Written problem:
Write out the material exactly, with the pictures left out.

Data to process:
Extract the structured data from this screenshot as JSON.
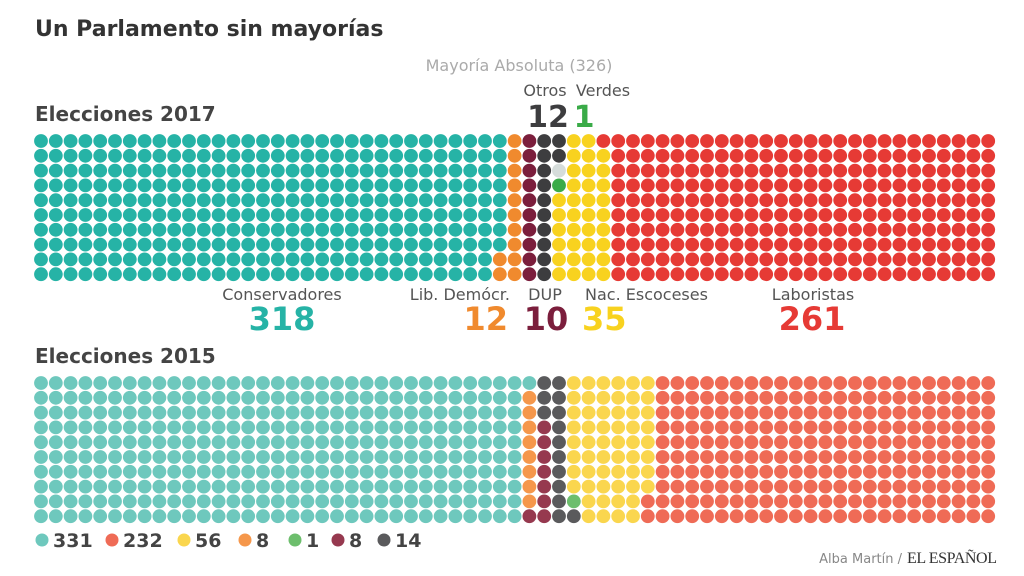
{
  "title": "Un Parlamento sin mayorías",
  "chart_data": [
    {
      "type": "waffle",
      "title": "Elecciones 2017",
      "rows": 10,
      "total_seats": 650,
      "majority_label": "Mayoría Absoluta (326)",
      "majority": 326,
      "series": [
        {
          "name": "Conservadores",
          "value": 318,
          "color": "#26b3a6"
        },
        {
          "name": "Lib. Demócr.",
          "value": 12,
          "color": "#f08a2e"
        },
        {
          "name": "DUP",
          "value": 10,
          "color": "#7b1e3c"
        },
        {
          "name": "Otros",
          "value": 12,
          "color": "#3d3d3f"
        },
        {
          "name": "",
          "value": 1,
          "color": "#d5dcda"
        },
        {
          "name": "Verdes",
          "value": 1,
          "color": "#3aab48"
        },
        {
          "name": "Nac. Escoceses",
          "value": 35,
          "color": "#f8d21f"
        },
        {
          "name": "Laboristas",
          "value": 261,
          "color": "#e63a35"
        }
      ]
    },
    {
      "type": "waffle",
      "title": "Elecciones 2015",
      "rows": 10,
      "total_seats": 650,
      "series": [
        {
          "value": 331,
          "color": "#6ec8bd"
        },
        {
          "value": 8,
          "color": "#f5974b"
        },
        {
          "value": 8,
          "color": "#96394f"
        },
        {
          "value": 14,
          "color": "#5a5a5c"
        },
        {
          "value": 1,
          "color": "#6dbe6d"
        },
        {
          "value": 56,
          "color": "#fad64e"
        },
        {
          "value": 232,
          "color": "#ef6b56"
        }
      ],
      "legend": [
        {
          "label": "331",
          "color": "#6ec8bd"
        },
        {
          "label": "232",
          "color": "#ef6b56"
        },
        {
          "label": "56",
          "color": "#fad64e"
        },
        {
          "label": "8",
          "color": "#f5974b"
        },
        {
          "label": "1",
          "color": "#6dbe6d"
        },
        {
          "label": "8",
          "color": "#96394f"
        },
        {
          "label": "14",
          "color": "#5a5a5c"
        }
      ]
    }
  ],
  "labels2017": {
    "conservadores": {
      "name": "Conservadores",
      "value": "318"
    },
    "libdem": {
      "name": "Lib. Demócr.",
      "value": "12"
    },
    "dup": {
      "name": "DUP",
      "value": "10"
    },
    "snp": {
      "name": "Nac. Escoceses",
      "value": "35"
    },
    "laboristas": {
      "name": "Laboristas",
      "value": "261"
    },
    "otros": {
      "name": "Otros",
      "value": "12"
    },
    "verdes": {
      "name": "Verdes",
      "value": "1"
    }
  },
  "footer": {
    "author": "Alba Martín /",
    "brand": "EL ESPAÑOL"
  }
}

Reply:
Extract the structured data from this screenshot as JSON.
{
  "title": "Un Parlamento sin mayorías",
  "chart_data": [
    {
      "type": "waffle",
      "title": "Elecciones 2017",
      "rows": 10,
      "total_seats": 650,
      "majority_label": "Mayoría Absoluta (326)",
      "majority": 326,
      "series": [
        {
          "name": "Conservadores",
          "value": 318,
          "color": "#26b3a6"
        },
        {
          "name": "Lib. Demócr.",
          "value": 12,
          "color": "#f08a2e"
        },
        {
          "name": "DUP",
          "value": 10,
          "color": "#7b1e3c"
        },
        {
          "name": "Otros",
          "value": 12,
          "color": "#3d3d3f"
        },
        {
          "name": "",
          "value": 1,
          "color": "#d5dcda"
        },
        {
          "name": "Verdes",
          "value": 1,
          "color": "#3aab48"
        },
        {
          "name": "Nac. Escoceses",
          "value": 35,
          "color": "#f8d21f"
        },
        {
          "name": "Laboristas",
          "value": 261,
          "color": "#e63a35"
        }
      ]
    },
    {
      "type": "waffle",
      "title": "Elecciones 2015",
      "rows": 10,
      "total_seats": 650,
      "series": [
        {
          "value": 331,
          "color": "#6ec8bd"
        },
        {
          "value": 8,
          "color": "#f5974b"
        },
        {
          "value": 8,
          "color": "#96394f"
        },
        {
          "value": 14,
          "color": "#5a5a5c"
        },
        {
          "value": 1,
          "color": "#6dbe6d"
        },
        {
          "value": 56,
          "color": "#fad64e"
        },
        {
          "value": 232,
          "color": "#ef6b56"
        }
      ],
      "legend": [
        {
          "label": "331",
          "color": "#6ec8bd"
        },
        {
          "label": "232",
          "color": "#ef6b56"
        },
        {
          "label": "56",
          "color": "#fad64e"
        },
        {
          "label": "8",
          "color": "#f5974b"
        },
        {
          "label": "1",
          "color": "#6dbe6d"
        },
        {
          "label": "8",
          "color": "#96394f"
        },
        {
          "label": "14",
          "color": "#5a5a5c"
        }
      ]
    }
  ],
  "labels2017": {
    "conservadores": {
      "name": "Conservadores",
      "value": "318"
    },
    "libdem": {
      "name": "Lib. Demócr.",
      "value": "12"
    },
    "dup": {
      "name": "DUP",
      "value": "10"
    },
    "snp": {
      "name": "Nac. Escoceses",
      "value": "35"
    },
    "laboristas": {
      "name": "Laboristas",
      "value": "261"
    },
    "otros": {
      "name": "Otros",
      "value": "12"
    },
    "verdes": {
      "name": "Verdes",
      "value": "1"
    }
  },
  "footer": {
    "author": "Alba Martín /",
    "brand": "EL ESPAÑOL"
  }
}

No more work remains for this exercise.